>> begin SUPPLIED MATERIAL
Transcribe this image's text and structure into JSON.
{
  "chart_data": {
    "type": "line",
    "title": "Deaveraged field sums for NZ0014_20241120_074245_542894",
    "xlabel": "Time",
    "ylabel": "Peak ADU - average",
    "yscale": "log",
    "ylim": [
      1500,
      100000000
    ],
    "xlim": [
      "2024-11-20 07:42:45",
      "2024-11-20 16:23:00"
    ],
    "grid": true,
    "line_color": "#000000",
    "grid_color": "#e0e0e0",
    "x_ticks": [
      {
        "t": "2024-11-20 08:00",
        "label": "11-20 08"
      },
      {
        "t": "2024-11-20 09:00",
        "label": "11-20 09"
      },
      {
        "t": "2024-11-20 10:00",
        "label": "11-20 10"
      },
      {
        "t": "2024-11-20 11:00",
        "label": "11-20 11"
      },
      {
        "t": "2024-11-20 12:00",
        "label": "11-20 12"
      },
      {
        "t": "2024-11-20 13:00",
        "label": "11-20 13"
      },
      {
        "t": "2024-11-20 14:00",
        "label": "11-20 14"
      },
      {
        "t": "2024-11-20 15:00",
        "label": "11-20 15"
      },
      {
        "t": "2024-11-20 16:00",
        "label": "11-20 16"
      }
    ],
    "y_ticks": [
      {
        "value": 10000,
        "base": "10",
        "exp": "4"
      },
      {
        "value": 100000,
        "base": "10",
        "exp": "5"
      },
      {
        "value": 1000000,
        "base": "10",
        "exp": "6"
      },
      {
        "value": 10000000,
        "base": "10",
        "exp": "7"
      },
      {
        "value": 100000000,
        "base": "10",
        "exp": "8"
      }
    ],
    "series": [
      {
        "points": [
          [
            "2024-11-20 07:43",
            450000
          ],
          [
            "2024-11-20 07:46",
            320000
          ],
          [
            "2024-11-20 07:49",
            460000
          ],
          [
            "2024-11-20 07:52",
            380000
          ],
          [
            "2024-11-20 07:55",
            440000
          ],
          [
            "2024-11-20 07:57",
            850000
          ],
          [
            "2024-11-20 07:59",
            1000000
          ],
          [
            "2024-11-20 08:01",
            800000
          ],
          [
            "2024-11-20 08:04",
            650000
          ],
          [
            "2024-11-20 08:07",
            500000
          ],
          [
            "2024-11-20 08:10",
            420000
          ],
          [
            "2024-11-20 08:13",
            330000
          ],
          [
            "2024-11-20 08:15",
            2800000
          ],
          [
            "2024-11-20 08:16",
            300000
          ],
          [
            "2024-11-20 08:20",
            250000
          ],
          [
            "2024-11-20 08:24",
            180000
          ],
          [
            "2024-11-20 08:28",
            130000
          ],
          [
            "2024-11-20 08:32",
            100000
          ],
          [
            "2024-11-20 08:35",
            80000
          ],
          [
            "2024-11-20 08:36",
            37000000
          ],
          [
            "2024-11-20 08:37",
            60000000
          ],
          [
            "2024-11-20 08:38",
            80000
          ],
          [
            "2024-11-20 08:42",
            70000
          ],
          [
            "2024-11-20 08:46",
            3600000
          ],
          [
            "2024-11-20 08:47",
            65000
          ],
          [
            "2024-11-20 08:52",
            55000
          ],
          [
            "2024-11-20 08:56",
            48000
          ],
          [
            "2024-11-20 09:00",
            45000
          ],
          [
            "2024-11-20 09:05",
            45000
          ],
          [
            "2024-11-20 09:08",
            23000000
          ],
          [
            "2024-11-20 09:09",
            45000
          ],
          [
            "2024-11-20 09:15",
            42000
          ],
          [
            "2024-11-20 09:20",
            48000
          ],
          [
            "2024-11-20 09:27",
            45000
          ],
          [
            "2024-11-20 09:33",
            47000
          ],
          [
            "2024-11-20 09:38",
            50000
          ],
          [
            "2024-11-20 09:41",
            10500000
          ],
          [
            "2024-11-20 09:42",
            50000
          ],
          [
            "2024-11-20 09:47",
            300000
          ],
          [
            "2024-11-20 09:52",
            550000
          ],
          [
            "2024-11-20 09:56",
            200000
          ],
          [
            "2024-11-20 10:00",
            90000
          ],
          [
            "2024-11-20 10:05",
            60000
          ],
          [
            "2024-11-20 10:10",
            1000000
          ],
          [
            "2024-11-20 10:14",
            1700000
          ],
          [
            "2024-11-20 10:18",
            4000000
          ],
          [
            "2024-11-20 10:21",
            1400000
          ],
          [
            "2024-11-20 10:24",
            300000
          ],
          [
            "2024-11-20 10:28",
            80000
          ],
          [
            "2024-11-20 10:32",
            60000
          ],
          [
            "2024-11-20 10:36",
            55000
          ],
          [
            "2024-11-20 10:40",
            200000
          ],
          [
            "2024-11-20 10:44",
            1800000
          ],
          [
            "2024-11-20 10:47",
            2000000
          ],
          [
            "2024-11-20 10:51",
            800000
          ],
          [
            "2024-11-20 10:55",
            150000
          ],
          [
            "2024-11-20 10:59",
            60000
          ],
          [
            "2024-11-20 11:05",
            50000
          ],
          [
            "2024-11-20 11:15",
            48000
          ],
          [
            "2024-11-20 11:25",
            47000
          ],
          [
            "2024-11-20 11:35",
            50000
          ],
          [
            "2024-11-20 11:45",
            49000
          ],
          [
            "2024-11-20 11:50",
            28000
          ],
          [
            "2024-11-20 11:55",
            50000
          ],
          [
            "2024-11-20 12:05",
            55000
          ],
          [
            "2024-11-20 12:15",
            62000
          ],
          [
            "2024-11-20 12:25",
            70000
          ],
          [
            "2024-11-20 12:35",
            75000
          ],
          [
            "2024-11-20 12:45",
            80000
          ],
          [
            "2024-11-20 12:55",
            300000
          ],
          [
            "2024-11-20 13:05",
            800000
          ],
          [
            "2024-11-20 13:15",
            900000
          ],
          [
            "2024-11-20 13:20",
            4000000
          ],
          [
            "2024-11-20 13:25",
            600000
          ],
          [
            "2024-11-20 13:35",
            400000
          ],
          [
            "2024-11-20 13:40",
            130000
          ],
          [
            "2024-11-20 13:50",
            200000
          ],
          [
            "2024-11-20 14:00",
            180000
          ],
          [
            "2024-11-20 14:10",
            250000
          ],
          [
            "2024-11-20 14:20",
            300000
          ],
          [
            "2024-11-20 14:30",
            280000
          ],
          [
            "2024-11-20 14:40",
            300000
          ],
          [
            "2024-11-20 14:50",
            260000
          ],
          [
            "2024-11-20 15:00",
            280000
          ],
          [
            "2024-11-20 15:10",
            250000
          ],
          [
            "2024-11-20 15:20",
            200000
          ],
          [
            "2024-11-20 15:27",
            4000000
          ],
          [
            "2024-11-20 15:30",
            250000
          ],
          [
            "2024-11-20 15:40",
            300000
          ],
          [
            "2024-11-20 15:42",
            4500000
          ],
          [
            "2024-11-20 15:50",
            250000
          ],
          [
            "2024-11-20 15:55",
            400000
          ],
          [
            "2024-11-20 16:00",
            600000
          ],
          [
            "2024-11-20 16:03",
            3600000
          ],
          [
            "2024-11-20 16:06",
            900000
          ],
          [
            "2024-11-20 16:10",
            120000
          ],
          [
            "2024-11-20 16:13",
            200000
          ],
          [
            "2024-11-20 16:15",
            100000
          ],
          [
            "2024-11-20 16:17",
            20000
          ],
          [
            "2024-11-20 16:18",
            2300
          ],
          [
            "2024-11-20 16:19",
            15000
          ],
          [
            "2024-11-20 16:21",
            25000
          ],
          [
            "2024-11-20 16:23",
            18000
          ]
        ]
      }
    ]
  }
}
>> end SUPPLIED MATERIAL
REQUEST: Among the lines of the material, find those that hold the word "value" and copy them.

RESPONSE TO THE EXERCISE:
        "value": 10000,
        "value": 100000,
        "value": 1000000,
        "value": 10000000,
        "value": 100000000,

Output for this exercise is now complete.